- Layout element annotations:
** Start **
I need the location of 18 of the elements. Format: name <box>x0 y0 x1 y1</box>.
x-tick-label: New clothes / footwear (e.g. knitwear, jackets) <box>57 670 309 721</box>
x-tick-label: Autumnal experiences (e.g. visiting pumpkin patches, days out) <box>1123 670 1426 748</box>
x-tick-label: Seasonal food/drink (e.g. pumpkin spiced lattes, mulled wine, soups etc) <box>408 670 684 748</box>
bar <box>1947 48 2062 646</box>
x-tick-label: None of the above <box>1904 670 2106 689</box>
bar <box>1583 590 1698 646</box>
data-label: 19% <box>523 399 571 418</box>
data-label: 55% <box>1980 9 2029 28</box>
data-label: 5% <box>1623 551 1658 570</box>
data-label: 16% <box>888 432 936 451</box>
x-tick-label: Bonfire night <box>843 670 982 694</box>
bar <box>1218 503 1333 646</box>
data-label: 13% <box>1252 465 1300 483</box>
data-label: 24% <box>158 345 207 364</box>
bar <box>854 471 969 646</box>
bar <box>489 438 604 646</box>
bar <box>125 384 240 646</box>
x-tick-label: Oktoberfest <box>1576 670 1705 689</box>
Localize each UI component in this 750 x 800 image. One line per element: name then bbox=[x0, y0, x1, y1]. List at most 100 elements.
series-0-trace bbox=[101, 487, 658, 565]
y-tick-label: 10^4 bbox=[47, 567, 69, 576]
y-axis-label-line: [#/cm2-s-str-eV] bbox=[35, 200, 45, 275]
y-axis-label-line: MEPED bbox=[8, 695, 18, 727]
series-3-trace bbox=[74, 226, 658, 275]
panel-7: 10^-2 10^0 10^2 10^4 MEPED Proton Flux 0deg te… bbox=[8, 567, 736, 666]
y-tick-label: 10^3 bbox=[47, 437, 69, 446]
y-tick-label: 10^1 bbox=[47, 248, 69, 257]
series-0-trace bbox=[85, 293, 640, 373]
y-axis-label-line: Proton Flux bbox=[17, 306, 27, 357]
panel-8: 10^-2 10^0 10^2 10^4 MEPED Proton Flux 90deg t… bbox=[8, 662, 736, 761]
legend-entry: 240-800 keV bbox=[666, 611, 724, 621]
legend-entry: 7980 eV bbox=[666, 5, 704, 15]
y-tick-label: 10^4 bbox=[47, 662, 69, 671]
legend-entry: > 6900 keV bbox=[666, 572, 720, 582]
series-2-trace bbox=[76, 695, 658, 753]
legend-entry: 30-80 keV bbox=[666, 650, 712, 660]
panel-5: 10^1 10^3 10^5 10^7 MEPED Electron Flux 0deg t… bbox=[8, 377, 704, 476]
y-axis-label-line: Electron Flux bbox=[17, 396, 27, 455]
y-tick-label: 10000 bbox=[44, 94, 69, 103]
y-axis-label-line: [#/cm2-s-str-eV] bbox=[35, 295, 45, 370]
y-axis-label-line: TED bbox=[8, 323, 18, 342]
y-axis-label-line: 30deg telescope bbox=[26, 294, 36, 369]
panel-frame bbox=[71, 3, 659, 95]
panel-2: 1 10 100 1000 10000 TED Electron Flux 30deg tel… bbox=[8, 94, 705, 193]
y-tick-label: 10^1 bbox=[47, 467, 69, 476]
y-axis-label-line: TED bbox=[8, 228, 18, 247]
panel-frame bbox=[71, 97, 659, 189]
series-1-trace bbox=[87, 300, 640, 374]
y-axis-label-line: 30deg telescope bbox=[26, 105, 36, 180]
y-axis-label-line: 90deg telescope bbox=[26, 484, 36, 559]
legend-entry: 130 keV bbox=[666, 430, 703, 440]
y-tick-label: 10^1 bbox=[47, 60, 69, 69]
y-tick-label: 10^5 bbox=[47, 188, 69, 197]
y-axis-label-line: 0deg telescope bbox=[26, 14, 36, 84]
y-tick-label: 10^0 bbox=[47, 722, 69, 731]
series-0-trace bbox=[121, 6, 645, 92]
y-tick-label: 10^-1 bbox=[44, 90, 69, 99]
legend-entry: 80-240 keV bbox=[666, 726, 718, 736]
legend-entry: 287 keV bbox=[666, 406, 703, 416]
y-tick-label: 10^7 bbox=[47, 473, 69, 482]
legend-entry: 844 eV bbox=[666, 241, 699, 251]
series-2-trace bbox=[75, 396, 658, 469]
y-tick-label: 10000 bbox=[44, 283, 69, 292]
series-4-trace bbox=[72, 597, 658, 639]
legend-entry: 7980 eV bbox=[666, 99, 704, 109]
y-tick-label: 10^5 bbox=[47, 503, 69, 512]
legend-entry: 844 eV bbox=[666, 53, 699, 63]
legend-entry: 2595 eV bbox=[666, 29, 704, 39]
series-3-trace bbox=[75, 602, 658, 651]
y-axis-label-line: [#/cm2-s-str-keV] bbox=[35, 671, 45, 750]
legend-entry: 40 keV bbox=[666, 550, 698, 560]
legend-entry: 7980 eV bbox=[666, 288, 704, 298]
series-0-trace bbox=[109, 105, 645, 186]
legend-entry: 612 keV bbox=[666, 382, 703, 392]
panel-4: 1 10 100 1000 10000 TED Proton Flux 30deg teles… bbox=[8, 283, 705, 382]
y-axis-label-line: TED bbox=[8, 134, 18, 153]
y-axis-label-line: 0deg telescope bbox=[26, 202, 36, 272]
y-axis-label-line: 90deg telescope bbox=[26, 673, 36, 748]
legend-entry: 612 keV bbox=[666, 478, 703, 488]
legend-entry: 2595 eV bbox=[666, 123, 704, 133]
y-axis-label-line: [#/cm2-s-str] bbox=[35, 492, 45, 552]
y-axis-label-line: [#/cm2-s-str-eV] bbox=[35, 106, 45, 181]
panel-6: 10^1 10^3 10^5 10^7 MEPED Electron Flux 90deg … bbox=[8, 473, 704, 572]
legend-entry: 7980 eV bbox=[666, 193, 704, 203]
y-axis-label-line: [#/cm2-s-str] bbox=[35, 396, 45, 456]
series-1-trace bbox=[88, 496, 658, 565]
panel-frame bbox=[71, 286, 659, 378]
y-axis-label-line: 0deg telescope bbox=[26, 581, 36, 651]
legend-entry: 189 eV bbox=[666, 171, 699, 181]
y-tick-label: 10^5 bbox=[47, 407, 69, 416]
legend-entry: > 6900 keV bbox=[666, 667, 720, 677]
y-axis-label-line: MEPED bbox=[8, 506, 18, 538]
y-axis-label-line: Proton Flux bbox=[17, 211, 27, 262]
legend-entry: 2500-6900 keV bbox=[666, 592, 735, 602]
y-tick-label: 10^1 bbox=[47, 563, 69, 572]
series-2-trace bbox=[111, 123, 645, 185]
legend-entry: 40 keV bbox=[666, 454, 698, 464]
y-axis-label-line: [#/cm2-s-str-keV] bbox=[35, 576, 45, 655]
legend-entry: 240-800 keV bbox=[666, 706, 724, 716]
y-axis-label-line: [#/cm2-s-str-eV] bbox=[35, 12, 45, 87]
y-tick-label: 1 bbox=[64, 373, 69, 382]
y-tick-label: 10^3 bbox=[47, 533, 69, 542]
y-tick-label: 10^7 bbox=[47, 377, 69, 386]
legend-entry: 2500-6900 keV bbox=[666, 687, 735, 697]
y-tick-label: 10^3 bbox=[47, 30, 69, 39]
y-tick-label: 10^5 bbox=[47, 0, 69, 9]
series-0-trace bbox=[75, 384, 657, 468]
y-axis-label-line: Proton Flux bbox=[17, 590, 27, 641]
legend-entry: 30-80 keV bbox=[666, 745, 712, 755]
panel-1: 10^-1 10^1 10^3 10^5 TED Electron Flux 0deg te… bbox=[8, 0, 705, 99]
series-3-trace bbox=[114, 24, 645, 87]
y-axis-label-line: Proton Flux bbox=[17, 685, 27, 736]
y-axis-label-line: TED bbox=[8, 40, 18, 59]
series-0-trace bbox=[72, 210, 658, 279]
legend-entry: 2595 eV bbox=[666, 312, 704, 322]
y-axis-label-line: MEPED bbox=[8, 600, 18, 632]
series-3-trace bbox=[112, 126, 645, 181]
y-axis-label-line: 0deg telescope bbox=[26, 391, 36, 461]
** End **
- WHAT YOU HAVE TO DO:
Please change "x-tick-label" to "category-label" everywhere in the items, from the start down to the line containing "Localize each UI", and give those lines again with nothing else altered.

- OUTPUT OF THE TASK:
I need the location of 18 of the elements. Format: name <box>x0 y0 x1 y1</box>.
category-label: New clothes / footwear (e.g. knitwear, jackets) <box>57 670 309 721</box>
category-label: Autumnal experiences (e.g. visiting pumpkin patches, days out) <box>1123 670 1426 748</box>
category-label: Seasonal food/drink (e.g. pumpkin spiced lattes, mulled wine, soups etc) <box>408 670 684 748</box>
bar <box>1947 48 2062 646</box>
category-label: None of the above <box>1904 670 2106 689</box>
bar <box>1583 590 1698 646</box>
data-label: 19% <box>523 399 571 418</box>
data-label: 55% <box>1980 9 2029 28</box>
data-label: 5% <box>1623 551 1658 570</box>
data-label: 16% <box>888 432 936 451</box>
category-label: Bonfire night <box>843 670 982 694</box>
bar <box>1218 503 1333 646</box>
data-label: 13% <box>1252 465 1300 483</box>
data-label: 24% <box>158 345 207 364</box>
bar <box>854 471 969 646</box>
bar <box>489 438 604 646</box>
bar <box>125 384 240 646</box>
category-label: Oktoberfest <box>1576 670 1705 689</box>
Localize each UI component in this 750 x 800 image. One line per element: name then bbox=[x0, y0, x1, y1]. List at most 100 elements.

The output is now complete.